• **Required work**:
Please write out the complete listing that follows, exactly as it reads.

• **Entries provided**:
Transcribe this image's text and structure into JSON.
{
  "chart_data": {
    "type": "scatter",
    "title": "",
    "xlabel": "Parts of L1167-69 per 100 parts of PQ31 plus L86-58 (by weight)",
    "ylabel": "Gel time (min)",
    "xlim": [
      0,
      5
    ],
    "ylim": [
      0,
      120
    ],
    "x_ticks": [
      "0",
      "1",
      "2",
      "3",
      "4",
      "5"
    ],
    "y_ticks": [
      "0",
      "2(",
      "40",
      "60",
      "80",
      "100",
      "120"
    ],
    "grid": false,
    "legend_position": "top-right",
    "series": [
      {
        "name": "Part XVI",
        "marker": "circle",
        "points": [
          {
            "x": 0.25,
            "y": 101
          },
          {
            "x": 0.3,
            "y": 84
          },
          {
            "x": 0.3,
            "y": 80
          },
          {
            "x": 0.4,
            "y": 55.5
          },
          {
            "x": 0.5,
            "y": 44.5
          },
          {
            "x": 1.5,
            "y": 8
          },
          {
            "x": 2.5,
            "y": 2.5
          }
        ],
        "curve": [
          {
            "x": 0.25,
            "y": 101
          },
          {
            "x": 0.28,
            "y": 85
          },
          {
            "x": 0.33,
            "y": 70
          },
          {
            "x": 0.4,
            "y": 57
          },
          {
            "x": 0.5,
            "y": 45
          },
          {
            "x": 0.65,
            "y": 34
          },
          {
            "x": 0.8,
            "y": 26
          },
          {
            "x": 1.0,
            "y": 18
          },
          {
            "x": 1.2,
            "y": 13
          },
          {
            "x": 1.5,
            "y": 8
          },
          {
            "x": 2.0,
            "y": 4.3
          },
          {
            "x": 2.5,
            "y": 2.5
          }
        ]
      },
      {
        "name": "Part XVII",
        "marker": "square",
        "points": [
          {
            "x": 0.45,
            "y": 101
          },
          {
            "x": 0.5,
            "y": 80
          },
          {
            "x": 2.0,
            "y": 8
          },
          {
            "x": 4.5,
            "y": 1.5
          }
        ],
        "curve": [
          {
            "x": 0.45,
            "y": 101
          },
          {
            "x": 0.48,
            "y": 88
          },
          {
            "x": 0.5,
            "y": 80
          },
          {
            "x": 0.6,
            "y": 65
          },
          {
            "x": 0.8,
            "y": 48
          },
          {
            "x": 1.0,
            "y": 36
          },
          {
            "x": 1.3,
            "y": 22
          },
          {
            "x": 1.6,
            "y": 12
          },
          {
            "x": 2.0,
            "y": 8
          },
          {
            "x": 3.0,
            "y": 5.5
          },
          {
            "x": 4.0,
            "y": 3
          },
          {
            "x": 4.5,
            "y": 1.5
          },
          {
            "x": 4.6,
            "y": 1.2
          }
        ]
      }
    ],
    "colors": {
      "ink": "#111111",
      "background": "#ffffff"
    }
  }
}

• **Task answer**:
Transcribe this image's text and structure into JSON.
{
  "chart_data": {
    "type": "scatter",
    "title": "",
    "xlabel": "Parts of L1167-69 per 100 parts of PQ31 plus L86-58 (by weight)",
    "ylabel": "Gel time (min)",
    "xlim": [
      0,
      5
    ],
    "ylim": [
      0,
      120
    ],
    "x_ticks": [
      "0",
      "1",
      "2",
      "3",
      "4",
      "5"
    ],
    "y_ticks": [
      "0",
      "2(",
      "40",
      "60",
      "80",
      "100",
      "120"
    ],
    "grid": false,
    "legend_position": "top-right",
    "series": [
      {
        "name": "Part XVI",
        "marker": "circle",
        "points": [
          {
            "x": 0.25,
            "y": 101
          },
          {
            "x": 0.3,
            "y": 84
          },
          {
            "x": 0.3,
            "y": 80
          },
          {
            "x": 0.4,
            "y": 55.5
          },
          {
            "x": 0.5,
            "y": 44.5
          },
          {
            "x": 1.5,
            "y": 8
          },
          {
            "x": 2.5,
            "y": 2.5
          }
        ],
        "curve": [
          {
            "x": 0.25,
            "y": 101
          },
          {
            "x": 0.28,
            "y": 85
          },
          {
            "x": 0.33,
            "y": 70
          },
          {
            "x": 0.4,
            "y": 57
          },
          {
            "x": 0.5,
            "y": 45
          },
          {
            "x": 0.65,
            "y": 34
          },
          {
            "x": 0.8,
            "y": 26
          },
          {
            "x": 1.0,
            "y": 18
          },
          {
            "x": 1.2,
            "y": 13
          },
          {
            "x": 1.5,
            "y": 8
          },
          {
            "x": 2.0,
            "y": 4.3
          },
          {
            "x": 2.5,
            "y": 2.5
          }
        ]
      },
      {
        "name": "Part XVII",
        "marker": "square",
        "points": [
          {
            "x": 0.45,
            "y": 101
          },
          {
            "x": 0.5,
            "y": 80
          },
          {
            "x": 2.0,
            "y": 8
          },
          {
            "x": 4.5,
            "y": 1.5
          }
        ],
        "curve": [
          {
            "x": 0.45,
            "y": 101
          },
          {
            "x": 0.48,
            "y": 88
          },
          {
            "x": 0.5,
            "y": 80
          },
          {
            "x": 0.6,
            "y": 65
          },
          {
            "x": 0.8,
            "y": 48
          },
          {
            "x": 1.0,
            "y": 36
          },
          {
            "x": 1.3,
            "y": 22
          },
          {
            "x": 1.6,
            "y": 12
          },
          {
            "x": 2.0,
            "y": 8
          },
          {
            "x": 3.0,
            "y": 5.5
          },
          {
            "x": 4.0,
            "y": 3
          },
          {
            "x": 4.5,
            "y": 1.5
          },
          {
            "x": 4.6,
            "y": 1.2
          }
        ]
      }
    ],
    "colors": {
      "ink": "#111111",
      "background": "#ffffff"
    }
  }
}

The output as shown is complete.